Task objective – Render every one of the records below as a numbered list, leaving out any blank lines.

Exercise inputs –
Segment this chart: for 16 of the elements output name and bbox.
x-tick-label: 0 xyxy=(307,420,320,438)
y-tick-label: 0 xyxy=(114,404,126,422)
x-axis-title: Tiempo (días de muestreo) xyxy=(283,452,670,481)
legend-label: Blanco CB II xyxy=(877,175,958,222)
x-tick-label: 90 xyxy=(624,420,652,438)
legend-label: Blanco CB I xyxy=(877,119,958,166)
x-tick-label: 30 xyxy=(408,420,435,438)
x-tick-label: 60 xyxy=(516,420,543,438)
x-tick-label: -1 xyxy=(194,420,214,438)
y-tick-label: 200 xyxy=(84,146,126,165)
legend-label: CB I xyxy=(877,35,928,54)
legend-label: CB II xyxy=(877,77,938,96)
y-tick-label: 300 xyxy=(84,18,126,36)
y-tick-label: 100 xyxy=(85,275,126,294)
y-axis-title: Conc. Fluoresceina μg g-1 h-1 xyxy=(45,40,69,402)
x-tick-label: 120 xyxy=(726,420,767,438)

Finished task –
1. Segment this chart: for 16 of the elements output name and bbox.
2. x-tick-label: 0 xyxy=(307,420,320,438)
3. y-tick-label: 0 xyxy=(114,404,126,422)
4. x-axis-title: Tiempo (días de muestreo) xyxy=(283,452,670,481)
5. legend-label: Blanco CB II xyxy=(877,175,958,222)
6. x-tick-label: 90 xyxy=(624,420,652,438)
7. legend-label: Blanco CB I xyxy=(877,119,958,166)
8. x-tick-label: 30 xyxy=(408,420,435,438)
9. x-tick-label: 60 xyxy=(516,420,543,438)
10. x-tick-label: -1 xyxy=(194,420,214,438)
11. y-tick-label: 200 xyxy=(84,146,126,165)
12. legend-label: CB I xyxy=(877,35,928,54)
13. legend-label: CB II xyxy=(877,77,938,96)
14. y-tick-label: 300 xyxy=(84,18,126,36)
15. y-tick-label: 100 xyxy=(85,275,126,294)
16. y-axis-title: Conc. Fluoresceina μg g-1 h-1 xyxy=(45,40,69,402)
17. x-tick-label: 120 xyxy=(726,420,767,438)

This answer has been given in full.